Check each line for the string "kiểm". Give only the count of lines that have it.

Dataset entries:
==================================================

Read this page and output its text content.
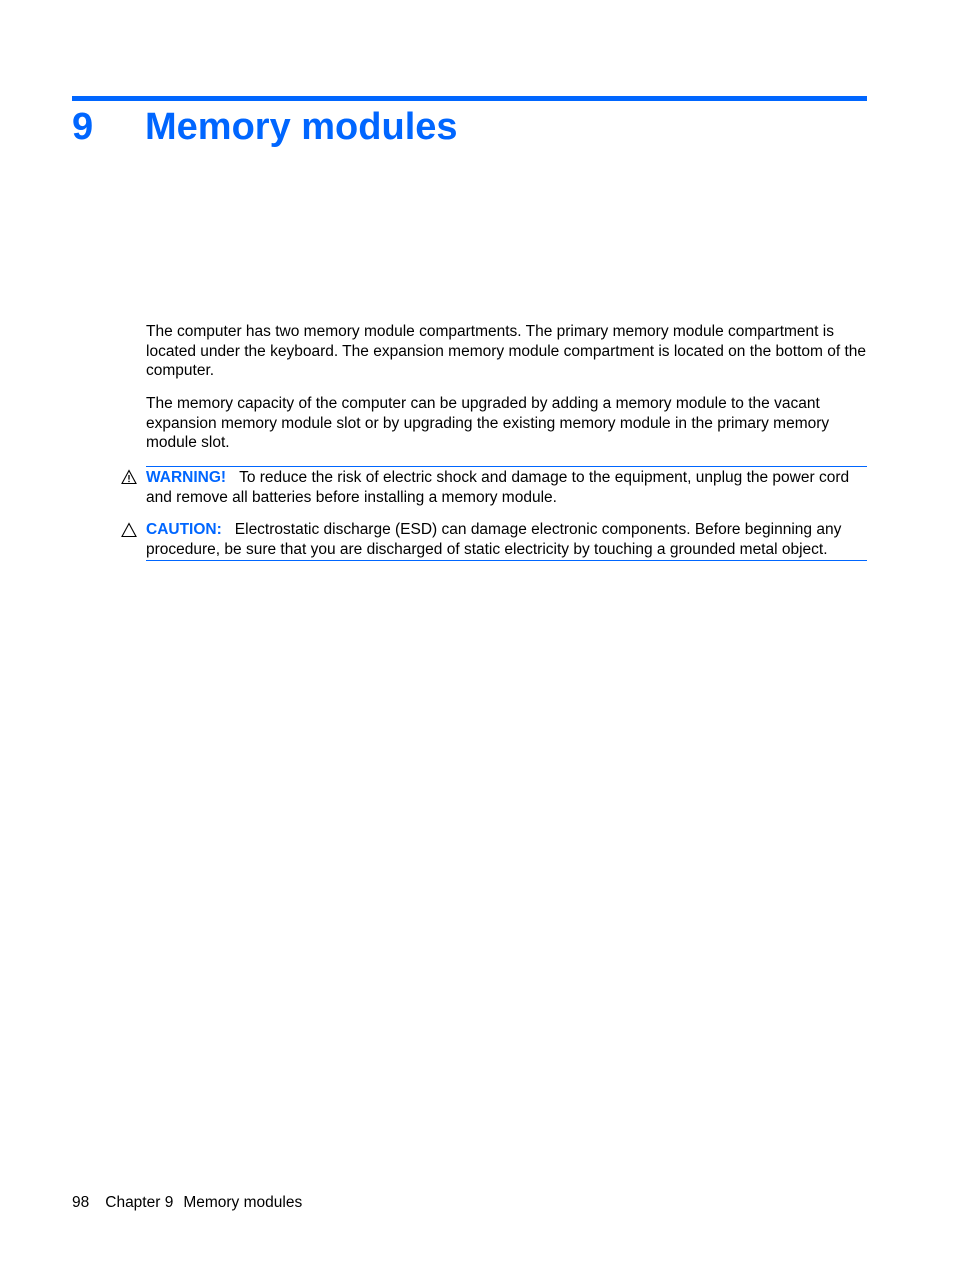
9 Memory modules

The computer has two memory module compartments. The primary memory module compartment is located under the keyboard. The expansion memory module compartment is located on the bottom of the computer.

The memory capacity of the computer can be upgraded by adding a memory module to the vacant expansion memory module slot or by upgrading the existing memory module in the primary memory module slot.

WARNING! To reduce the risk of electric shock and damage to the equipment, unplug the power cord and remove all batteries before installing a memory module.
CAUTION: Electrostatic discharge (ESD) can damage electronic components. Before beginning any procedure, be sure that you are discharged of static electricity by touching a grounded metal object.
98 Chapter 9 Memory modules
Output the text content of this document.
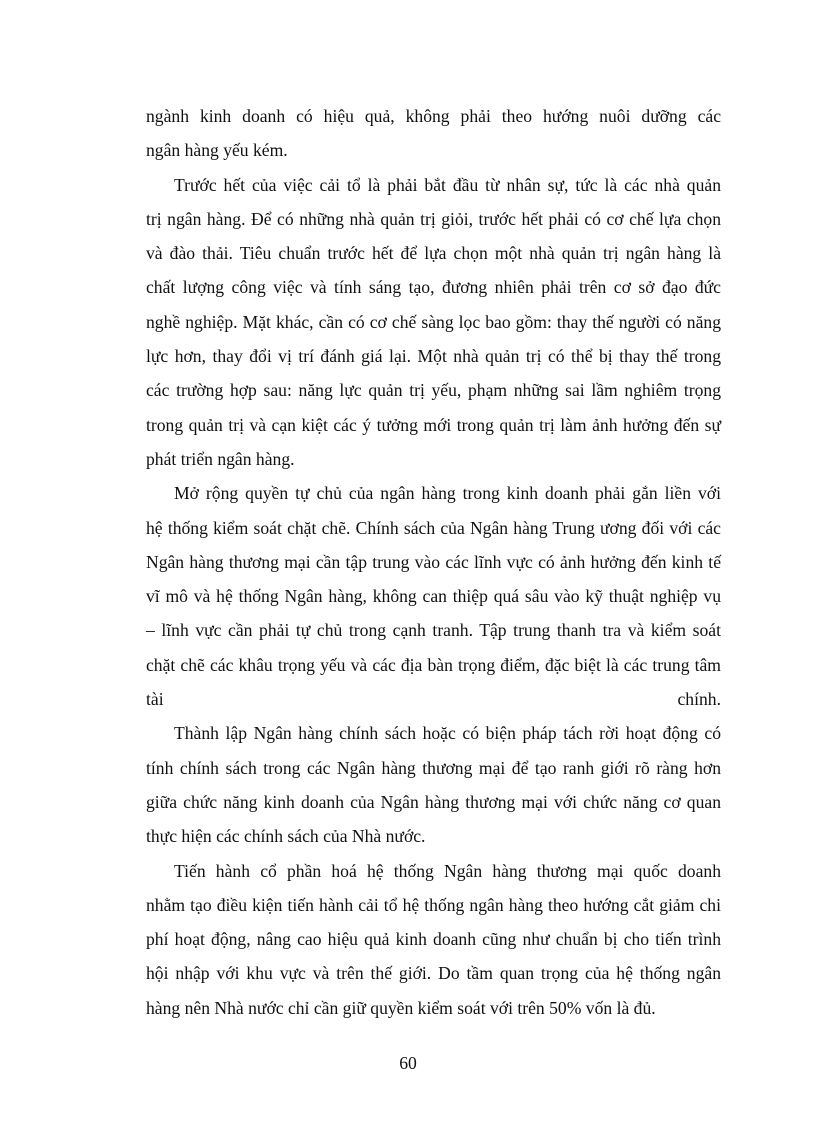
ngành kinh doanh có hiệu quả, không phải theo hướng nuôi dưỡng các
ngân hàng yếu kém.
Trước hết của việc cải tổ là phải bắt đầu từ nhân sự, tức là các nhà quản
trị ngân hàng. Để có những nhà quản trị giỏi, trước hết phải có cơ chế lựa chọn
và đào thải. Tiêu chuẩn trước hết để lựa chọn một nhà quản trị ngân hàng là
chất lượng công việc và tính sáng tạo, đương nhiên phải trên cơ sở đạo đức
nghề nghiệp. Mặt khác, cần có cơ chế sàng lọc bao gồm: thay thế người có năng
lực hơn, thay đổi vị trí đánh giá lại. Một nhà quản trị có thể bị thay thế trong
các trường hợp sau: năng lực quản trị yếu, phạm những sai lầm nghiêm trọng
trong quản trị và cạn kiệt các ý tưởng mới trong quản trị làm ảnh hưởng đến sự
phát triển ngân hàng.
Mở rộng quyền tự chủ của ngân hàng trong kinh doanh phải gắn liền với
hệ thống kiểm soát chặt chẽ. Chính sách của Ngân hàng Trung ương đối với các
Ngân hàng thương mại cần tập trung vào các lĩnh vực có ảnh hưởng đến kinh tế
vĩ mô và hệ thống Ngân hàng, không can thiệp quá sâu vào kỹ thuật nghiệp vụ
– lĩnh vực cần phải tự chủ trong cạnh tranh. Tập trung thanh tra và kiểm soát
chặt chẽ các khâu trọng yếu và các địa bàn trọng điểm, đặc biệt là các trung tâm
tài chính.
Thành lập Ngân hàng chính sách hoặc có biện pháp tách rời hoạt động có
tính chính sách trong các Ngân hàng thương mại để tạo ranh giới rõ ràng hơn
giữa chức năng kinh doanh của Ngân hàng thương mại với chức năng cơ quan
thực hiện các chính sách của Nhà nước.
Tiến hành cổ phần hoá hệ thống Ngân hàng thương mại quốc doanh
nhằm tạo điều kiện tiến hành cải tổ hệ thống ngân hàng theo hướng cắt giảm chi
phí hoạt động, nâng cao hiệu quả kinh doanh cũng như chuẩn bị cho tiến trình
hội nhập với khu vực và trên thế giới. Do tầm quan trọng của hệ thống ngân
hàng nên Nhà nước chỉ cần giữ quyền kiểm soát với trên 50% vốn là đủ.
60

==================================================

§ FULL OUTPUT: 3